__EXERCISE DIRECTIONS__. Search the material below for the string "Содержимое" and extract each line that has it.

__DATA TO PROCESS__.
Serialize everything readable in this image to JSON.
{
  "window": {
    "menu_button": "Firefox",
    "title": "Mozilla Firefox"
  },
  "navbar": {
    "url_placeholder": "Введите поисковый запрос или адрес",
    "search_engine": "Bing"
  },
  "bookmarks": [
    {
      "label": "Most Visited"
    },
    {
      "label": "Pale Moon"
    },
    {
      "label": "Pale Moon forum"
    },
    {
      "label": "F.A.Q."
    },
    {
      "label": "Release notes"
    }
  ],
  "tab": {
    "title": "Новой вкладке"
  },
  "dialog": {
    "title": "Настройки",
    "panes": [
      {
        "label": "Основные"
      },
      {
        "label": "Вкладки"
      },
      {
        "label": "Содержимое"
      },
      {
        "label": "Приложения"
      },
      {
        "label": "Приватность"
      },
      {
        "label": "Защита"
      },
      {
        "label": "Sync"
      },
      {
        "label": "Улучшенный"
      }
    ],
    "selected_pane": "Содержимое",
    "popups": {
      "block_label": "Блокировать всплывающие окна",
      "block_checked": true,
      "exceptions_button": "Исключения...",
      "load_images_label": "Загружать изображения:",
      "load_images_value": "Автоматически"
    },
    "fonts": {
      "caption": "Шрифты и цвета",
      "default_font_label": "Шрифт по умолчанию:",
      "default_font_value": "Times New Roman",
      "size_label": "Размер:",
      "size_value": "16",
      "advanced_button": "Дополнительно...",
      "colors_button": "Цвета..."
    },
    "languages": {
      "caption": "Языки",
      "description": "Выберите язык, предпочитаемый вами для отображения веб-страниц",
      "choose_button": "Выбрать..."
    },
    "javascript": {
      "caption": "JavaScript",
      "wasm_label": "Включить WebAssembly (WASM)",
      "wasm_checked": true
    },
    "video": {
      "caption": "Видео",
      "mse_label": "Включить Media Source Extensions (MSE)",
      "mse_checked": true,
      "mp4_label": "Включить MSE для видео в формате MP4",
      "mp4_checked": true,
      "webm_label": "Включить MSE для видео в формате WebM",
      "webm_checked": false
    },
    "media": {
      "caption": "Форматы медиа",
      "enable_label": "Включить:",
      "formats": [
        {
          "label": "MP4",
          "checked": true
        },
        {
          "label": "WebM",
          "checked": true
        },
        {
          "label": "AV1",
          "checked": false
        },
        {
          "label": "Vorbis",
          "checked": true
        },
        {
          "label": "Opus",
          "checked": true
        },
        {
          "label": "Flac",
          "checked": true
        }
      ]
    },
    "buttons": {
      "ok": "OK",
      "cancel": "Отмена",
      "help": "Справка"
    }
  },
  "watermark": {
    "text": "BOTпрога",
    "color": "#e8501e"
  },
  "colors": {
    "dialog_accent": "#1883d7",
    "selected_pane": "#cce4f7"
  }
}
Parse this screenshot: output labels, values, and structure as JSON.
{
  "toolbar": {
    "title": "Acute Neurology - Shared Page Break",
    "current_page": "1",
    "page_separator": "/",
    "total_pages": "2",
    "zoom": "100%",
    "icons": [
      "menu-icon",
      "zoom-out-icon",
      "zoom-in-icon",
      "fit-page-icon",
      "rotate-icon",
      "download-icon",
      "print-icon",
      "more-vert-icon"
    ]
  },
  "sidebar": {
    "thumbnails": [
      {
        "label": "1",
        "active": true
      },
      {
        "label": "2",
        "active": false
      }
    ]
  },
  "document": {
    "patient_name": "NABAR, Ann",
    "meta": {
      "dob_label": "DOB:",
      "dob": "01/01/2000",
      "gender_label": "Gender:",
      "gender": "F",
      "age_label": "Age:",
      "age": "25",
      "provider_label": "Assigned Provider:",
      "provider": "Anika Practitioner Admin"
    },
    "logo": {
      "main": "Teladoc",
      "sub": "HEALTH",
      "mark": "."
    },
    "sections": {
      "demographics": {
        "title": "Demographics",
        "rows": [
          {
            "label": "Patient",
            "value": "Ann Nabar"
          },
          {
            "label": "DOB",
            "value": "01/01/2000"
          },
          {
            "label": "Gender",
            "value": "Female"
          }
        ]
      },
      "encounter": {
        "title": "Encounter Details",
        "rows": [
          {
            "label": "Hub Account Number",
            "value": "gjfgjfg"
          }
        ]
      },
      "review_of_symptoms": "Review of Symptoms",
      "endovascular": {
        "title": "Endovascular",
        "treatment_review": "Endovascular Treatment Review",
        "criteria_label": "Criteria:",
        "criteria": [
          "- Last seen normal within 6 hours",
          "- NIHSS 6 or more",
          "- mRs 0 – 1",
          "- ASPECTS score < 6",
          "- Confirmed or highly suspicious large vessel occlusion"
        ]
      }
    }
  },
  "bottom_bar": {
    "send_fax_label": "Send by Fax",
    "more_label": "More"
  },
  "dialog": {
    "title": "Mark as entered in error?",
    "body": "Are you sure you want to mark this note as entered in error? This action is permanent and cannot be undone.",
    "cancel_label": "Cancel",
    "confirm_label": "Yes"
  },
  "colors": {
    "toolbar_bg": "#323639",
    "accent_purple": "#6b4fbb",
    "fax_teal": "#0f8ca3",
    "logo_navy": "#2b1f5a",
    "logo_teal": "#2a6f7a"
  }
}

__EXERCISE RESULT__.
        "label": "Содержимое"
    "selected_pane": "Содержимое",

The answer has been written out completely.